## TASK INSTRUCTIONS
Could you copy every line from the material below in which "edit" appears?
begin EXERCISE INPUT
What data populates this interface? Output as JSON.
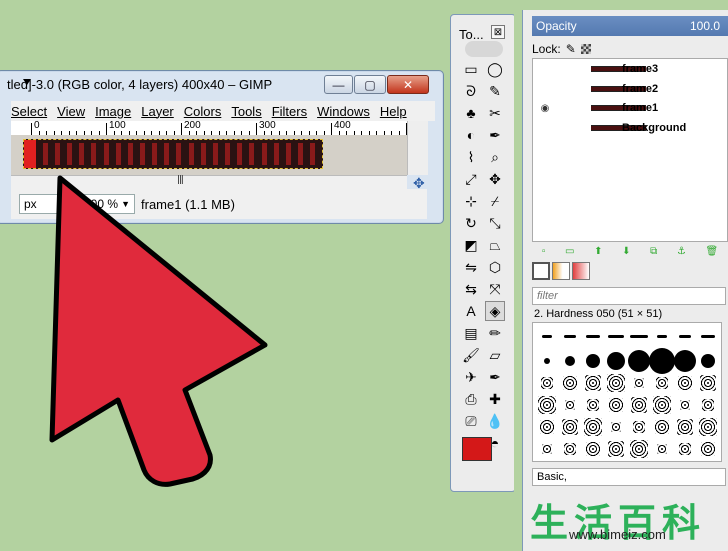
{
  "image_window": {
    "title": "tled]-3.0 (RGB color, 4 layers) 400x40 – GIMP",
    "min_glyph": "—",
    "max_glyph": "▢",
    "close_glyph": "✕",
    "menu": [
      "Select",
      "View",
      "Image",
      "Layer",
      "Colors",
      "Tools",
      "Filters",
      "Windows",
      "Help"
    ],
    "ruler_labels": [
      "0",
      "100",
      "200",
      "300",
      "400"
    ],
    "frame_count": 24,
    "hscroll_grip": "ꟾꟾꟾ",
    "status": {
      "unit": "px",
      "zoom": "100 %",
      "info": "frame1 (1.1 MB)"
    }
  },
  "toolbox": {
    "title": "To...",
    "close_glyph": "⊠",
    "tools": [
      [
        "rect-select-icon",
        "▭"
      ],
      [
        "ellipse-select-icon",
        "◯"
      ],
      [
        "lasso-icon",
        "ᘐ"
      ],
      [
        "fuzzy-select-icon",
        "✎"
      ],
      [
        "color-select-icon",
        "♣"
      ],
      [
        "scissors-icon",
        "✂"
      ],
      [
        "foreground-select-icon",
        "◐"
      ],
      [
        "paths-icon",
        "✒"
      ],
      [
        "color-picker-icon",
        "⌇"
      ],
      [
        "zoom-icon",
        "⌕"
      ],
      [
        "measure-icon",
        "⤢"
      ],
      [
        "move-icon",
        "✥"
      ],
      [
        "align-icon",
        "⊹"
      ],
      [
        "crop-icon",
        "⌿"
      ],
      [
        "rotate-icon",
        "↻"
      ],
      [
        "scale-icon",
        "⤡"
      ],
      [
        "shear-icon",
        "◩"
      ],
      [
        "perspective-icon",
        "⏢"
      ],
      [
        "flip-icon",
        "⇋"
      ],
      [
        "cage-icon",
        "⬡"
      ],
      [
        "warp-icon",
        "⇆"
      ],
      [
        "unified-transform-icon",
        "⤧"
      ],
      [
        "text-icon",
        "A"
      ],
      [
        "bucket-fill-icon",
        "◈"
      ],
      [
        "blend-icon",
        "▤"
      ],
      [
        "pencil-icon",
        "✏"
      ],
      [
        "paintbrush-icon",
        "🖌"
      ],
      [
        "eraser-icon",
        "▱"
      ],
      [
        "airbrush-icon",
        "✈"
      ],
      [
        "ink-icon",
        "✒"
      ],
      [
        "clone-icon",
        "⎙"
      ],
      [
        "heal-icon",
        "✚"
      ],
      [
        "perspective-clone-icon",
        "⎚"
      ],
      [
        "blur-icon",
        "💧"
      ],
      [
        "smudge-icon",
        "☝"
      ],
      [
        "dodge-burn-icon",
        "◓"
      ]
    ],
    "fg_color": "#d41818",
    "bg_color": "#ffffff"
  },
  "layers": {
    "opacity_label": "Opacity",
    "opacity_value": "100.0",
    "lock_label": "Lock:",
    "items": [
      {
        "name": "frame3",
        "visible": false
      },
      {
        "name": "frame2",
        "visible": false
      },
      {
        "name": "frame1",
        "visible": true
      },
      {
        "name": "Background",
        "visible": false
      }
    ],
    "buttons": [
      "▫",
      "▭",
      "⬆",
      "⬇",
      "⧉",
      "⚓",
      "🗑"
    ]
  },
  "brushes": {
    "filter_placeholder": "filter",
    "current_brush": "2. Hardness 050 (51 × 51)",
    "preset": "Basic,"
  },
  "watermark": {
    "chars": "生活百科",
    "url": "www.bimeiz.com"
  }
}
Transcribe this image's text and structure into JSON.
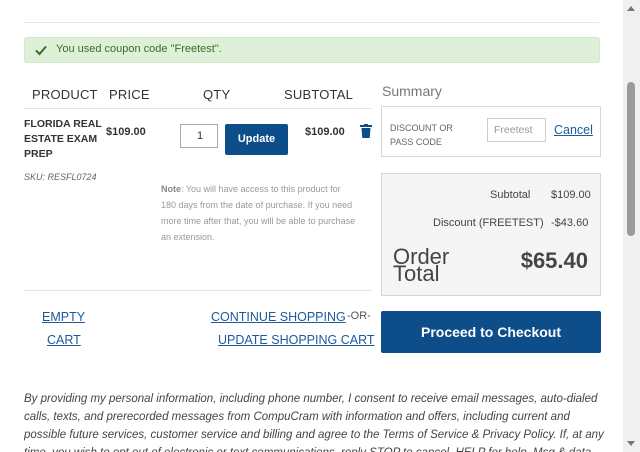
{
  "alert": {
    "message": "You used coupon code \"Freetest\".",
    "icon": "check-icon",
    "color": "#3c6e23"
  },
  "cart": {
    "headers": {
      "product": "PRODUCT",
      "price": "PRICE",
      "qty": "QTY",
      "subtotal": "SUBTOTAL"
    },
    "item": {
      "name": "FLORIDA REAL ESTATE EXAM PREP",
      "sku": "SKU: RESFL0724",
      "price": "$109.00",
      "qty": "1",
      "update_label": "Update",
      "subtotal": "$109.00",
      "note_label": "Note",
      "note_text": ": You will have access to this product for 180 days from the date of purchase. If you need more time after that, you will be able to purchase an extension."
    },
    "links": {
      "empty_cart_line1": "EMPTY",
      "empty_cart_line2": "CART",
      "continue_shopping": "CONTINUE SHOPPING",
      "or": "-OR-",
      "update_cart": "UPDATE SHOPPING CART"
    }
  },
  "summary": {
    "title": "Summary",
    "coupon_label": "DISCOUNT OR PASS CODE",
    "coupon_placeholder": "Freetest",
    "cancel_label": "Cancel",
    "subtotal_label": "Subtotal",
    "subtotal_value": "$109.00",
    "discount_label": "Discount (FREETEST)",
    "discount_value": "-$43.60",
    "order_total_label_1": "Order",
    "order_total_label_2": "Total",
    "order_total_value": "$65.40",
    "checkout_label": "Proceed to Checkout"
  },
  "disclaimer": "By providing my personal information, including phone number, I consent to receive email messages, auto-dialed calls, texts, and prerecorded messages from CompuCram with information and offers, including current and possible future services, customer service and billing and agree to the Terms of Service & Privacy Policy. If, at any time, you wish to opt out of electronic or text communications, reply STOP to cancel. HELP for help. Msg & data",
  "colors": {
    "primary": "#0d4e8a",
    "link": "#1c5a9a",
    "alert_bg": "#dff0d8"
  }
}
end EXERCISE INPUT
begin EXERCISE INPUT
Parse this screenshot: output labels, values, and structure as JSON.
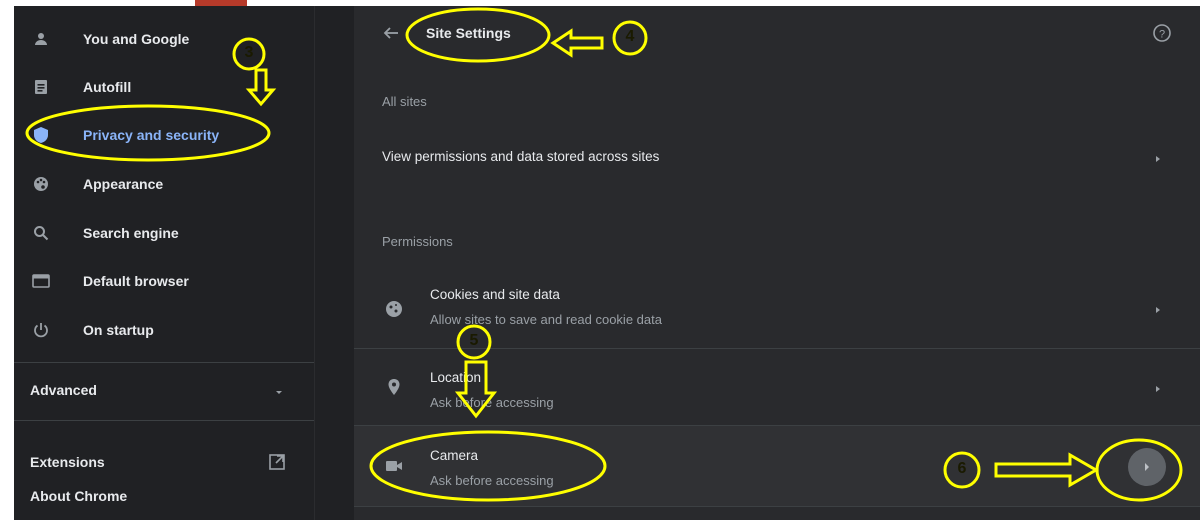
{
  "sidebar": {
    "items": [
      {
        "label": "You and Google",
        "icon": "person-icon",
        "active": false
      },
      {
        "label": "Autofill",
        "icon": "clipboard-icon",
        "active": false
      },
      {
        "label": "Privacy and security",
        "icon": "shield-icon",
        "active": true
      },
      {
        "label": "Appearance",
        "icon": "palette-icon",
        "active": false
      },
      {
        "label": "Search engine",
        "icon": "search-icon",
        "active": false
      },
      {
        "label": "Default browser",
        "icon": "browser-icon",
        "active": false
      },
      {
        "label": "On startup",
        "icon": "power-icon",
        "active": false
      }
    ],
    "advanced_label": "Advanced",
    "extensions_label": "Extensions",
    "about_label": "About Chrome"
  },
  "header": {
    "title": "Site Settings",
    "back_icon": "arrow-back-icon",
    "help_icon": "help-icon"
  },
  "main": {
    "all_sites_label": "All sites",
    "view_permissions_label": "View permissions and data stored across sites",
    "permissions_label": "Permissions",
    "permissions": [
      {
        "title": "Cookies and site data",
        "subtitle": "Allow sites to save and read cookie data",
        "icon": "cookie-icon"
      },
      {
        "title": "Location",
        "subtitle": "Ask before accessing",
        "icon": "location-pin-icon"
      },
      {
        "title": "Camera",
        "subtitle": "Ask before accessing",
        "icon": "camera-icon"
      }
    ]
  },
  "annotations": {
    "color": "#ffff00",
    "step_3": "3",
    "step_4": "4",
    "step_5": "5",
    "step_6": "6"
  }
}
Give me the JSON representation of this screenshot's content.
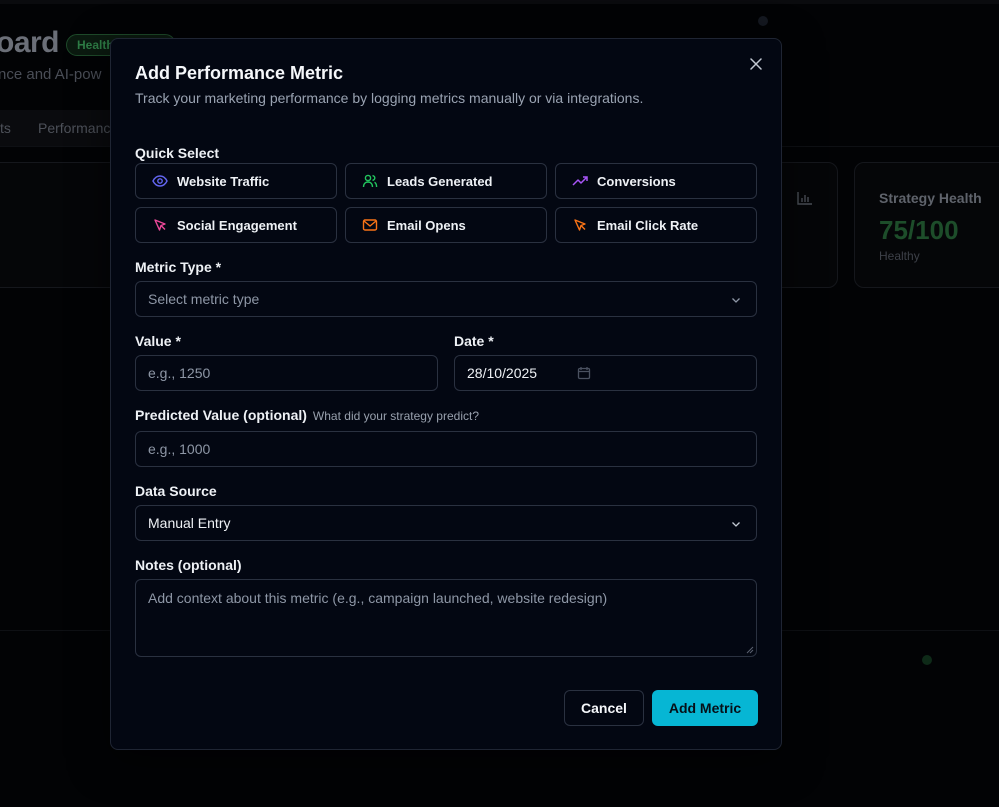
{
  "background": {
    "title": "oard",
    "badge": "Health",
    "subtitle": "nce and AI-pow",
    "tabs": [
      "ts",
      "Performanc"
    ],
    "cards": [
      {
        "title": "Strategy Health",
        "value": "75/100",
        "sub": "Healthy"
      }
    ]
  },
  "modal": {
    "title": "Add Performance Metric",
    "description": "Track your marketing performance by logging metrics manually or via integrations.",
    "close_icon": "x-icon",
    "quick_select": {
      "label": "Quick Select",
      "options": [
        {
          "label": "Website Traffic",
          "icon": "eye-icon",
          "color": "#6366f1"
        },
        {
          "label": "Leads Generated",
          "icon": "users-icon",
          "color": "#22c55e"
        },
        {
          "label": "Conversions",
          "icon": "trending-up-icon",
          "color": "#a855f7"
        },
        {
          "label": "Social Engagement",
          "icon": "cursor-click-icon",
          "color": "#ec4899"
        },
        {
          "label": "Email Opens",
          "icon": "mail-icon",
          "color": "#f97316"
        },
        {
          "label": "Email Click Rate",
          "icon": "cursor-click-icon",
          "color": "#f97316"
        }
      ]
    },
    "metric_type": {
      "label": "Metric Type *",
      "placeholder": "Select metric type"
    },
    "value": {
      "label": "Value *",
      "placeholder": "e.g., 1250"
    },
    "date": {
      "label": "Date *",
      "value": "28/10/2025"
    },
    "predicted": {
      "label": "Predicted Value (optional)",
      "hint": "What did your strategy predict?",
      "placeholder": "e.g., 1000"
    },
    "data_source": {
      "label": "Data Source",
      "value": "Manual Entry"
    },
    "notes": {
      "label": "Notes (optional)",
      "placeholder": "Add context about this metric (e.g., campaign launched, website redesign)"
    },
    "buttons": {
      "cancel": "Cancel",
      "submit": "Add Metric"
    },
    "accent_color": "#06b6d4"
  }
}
end EXERCISE INPUT
begin EXERCISE INPUT
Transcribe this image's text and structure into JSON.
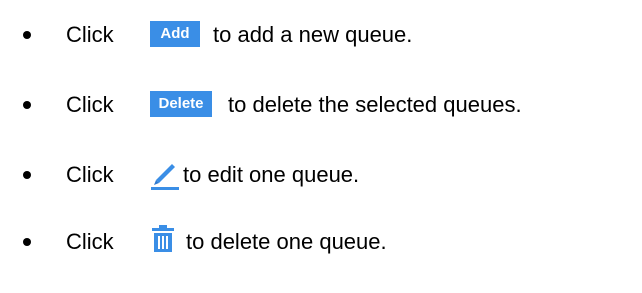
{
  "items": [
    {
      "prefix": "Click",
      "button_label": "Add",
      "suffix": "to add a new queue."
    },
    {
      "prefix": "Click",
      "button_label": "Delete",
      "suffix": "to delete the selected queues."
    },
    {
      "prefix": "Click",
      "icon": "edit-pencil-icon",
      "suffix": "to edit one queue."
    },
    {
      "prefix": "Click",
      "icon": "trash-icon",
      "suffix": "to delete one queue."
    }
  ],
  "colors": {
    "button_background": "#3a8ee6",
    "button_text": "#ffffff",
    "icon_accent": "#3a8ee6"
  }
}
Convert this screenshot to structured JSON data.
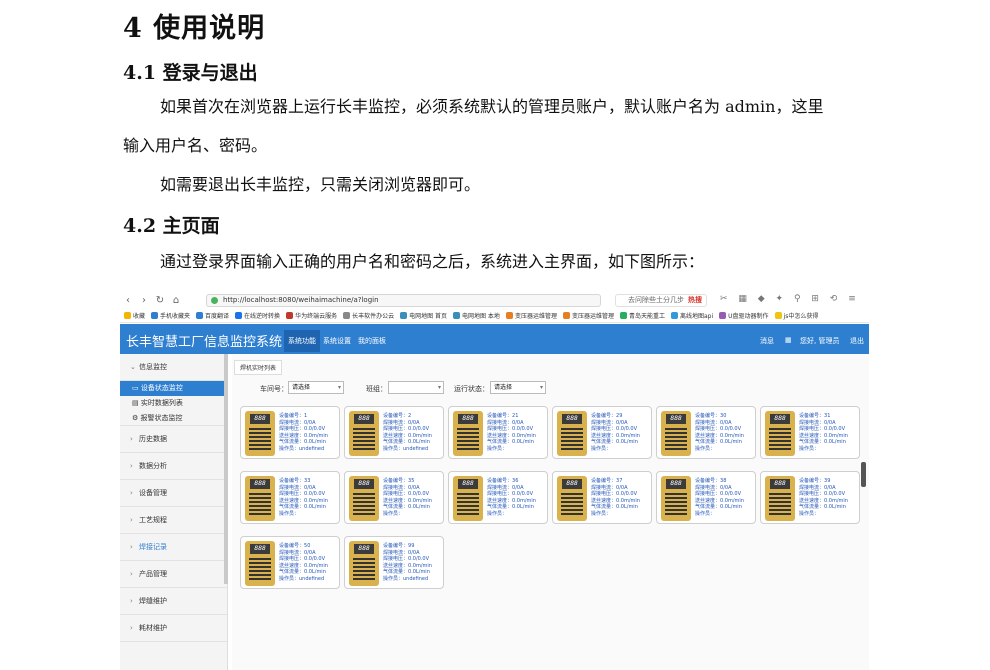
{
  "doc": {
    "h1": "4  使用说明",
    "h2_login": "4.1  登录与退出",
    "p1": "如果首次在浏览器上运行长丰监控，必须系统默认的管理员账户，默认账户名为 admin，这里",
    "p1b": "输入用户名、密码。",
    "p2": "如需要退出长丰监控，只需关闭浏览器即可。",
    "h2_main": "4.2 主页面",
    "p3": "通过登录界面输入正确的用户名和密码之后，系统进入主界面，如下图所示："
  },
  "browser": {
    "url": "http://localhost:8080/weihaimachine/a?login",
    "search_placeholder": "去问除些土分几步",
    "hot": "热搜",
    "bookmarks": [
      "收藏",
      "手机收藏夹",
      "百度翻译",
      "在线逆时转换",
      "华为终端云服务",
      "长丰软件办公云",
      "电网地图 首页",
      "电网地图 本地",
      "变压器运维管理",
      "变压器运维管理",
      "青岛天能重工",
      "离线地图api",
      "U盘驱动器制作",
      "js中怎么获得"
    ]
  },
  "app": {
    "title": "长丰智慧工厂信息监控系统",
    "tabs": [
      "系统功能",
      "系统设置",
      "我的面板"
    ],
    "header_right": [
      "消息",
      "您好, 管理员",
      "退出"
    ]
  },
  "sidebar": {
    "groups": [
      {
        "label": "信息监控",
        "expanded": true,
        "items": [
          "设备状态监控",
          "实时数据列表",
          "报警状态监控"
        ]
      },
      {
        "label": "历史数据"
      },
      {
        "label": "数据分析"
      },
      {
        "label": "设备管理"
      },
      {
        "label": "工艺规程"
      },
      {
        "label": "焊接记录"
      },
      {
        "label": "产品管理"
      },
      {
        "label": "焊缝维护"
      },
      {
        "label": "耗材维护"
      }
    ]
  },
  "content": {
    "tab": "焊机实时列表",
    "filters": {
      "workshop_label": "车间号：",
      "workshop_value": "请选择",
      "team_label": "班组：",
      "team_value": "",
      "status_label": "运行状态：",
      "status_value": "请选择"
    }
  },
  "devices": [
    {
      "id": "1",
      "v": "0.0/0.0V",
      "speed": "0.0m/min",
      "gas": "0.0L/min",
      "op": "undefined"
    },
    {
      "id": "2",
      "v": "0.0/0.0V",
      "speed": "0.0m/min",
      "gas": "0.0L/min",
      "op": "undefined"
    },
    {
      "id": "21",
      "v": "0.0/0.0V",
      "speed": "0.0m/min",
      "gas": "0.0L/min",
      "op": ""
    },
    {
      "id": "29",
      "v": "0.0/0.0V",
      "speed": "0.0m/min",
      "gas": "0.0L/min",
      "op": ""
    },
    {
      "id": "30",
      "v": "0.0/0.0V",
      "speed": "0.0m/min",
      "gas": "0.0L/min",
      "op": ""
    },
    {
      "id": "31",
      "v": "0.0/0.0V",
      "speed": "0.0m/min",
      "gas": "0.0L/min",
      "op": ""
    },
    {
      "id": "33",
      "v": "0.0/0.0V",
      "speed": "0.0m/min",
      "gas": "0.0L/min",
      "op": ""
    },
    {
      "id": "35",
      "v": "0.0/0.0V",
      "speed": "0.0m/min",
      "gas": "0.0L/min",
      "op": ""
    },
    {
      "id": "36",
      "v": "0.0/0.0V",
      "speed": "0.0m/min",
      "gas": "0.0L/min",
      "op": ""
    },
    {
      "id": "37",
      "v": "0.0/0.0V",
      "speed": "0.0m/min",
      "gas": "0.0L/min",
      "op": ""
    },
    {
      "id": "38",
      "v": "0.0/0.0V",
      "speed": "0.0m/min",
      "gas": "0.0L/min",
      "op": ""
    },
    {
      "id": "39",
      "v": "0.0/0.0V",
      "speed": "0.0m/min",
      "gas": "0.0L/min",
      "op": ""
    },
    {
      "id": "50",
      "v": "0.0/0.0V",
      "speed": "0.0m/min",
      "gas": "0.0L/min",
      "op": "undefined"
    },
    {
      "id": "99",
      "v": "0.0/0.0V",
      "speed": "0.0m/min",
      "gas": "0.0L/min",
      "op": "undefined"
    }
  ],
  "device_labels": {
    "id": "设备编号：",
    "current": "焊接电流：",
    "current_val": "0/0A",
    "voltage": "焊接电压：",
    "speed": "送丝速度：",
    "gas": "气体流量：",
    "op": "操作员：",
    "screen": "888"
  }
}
end EXERCISE INPUT
## THE RESPONSE
      "icon": "edit-pencil-icon",
      "suffix": "to edit one queue."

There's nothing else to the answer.